▸ Stated goal
From the entries below, copy every line holding the word "Særligt".

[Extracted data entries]

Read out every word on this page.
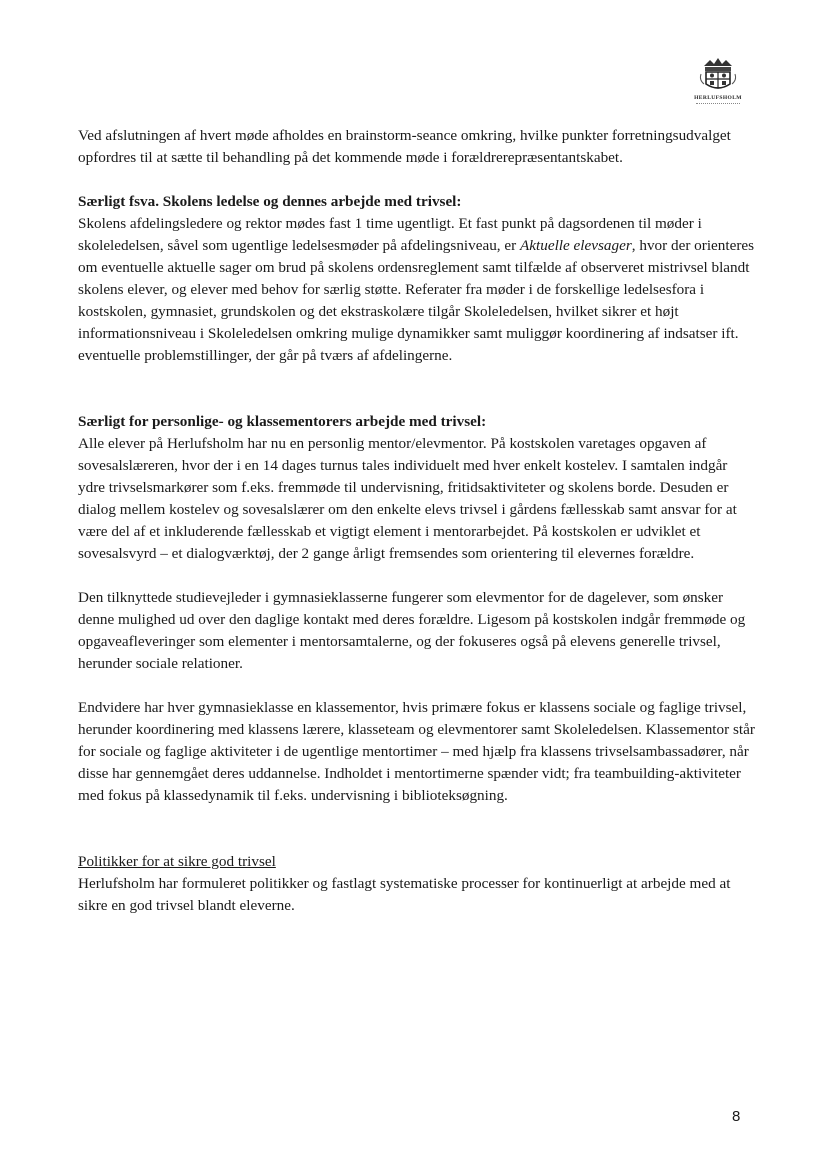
HERLUFSHOLM

Ved afslutningen af hvert møde afholdes en brainstorm-seance omkring, hvilke punkter forretningsudvalget opfordres til at sætte til behandling på det kommende møde i forældrerepræsentantskabet.

Særligt fsva. Skolens ledelse og dennes arbejde med trivsel:

Skolens afdelingsledere og rektor mødes fast 1 time ugentligt. Et fast punkt på dagsordenen til møder i skoleledelsen, såvel som ugentlige ledelsesmøder på afdelingsniveau, er Aktuelle elevsager, hvor der orienteres om eventuelle aktuelle sager om brud på skolens ordensreglement samt tilfælde af observeret mistrivsel blandt skolens elever, og elever med behov for særlig støtte. Referater fra møder i de forskellige ledelsesfora i kostskolen, gymnasiet, grundskolen og det ekstraskolære tilgår Skoleledelsen, hvilket sikrer et højt informationsniveau i Skoleledelsen omkring mulige dynamikker samt muliggør koordinering af indsatser ift. eventuelle problemstillinger, der går på tværs af afdelingerne.

Særligt for personlige- og klassementorers arbejde med trivsel:

Alle elever på Herlufsholm har nu en personlig mentor/elevmentor. På kostskolen varetages opgaven af sovesalslæreren, hvor der i en 14 dages turnus tales individuelt med hver enkelt kostelev. I samtalen indgår ydre trivselsmarkører som f.eks. fremmøde til undervisning, fritidsaktiviteter og skolens borde. Desuden er dialog mellem kostelev og sovesalslærer om den enkelte elevs trivsel i gårdens fællesskab samt ansvar for at være del af et inkluderende fællesskab et vigtigt element i mentorarbejdet. På kostskolen er udviklet et sovesalsvyrd – et dialogværktøj, der 2 gange årligt fremsendes som orientering til elevernes forældre.

Den tilknyttede studievejleder i gymnasieklasserne fungerer som elevmentor for de dagelever, som ønsker denne mulighed ud over den daglige kontakt med deres forældre. Ligesom på kostskolen indgår fremmøde og opgaveafleveringer som elementer i mentorsamtalerne, og der fokuseres også på elevens generelle trivsel, herunder sociale relationer.

Endvidere har hver gymnasieklasse en klassementor, hvis primære fokus er klassens sociale og faglige trivsel, herunder koordinering med klassens lærere, klasseteam og elevmentorer samt Skoleledelsen. Klassementor står for sociale og faglige aktiviteter i de ugentlige mentortimer – med hjælp fra klassens trivselsambassadører, når disse har gennemgået deres uddannelse. Indholdet i mentortimerne spænder vidt; fra teambuilding-aktiviteter med fokus på klassedynamik til f.eks. undervisning i biblioteksøgning.

Politikker for at sikre god trivsel

Herlufsholm har formuleret politikker og fastlagt systematiske processer for kontinuerligt at arbejde med at sikre en god trivsel blandt eleverne.

8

▸ Answer for this exercise
Særligt fsva. Skolens ledelse og dennes arbejde med trivsel:
Særligt for personlige- og klassementorers arbejde med trivsel:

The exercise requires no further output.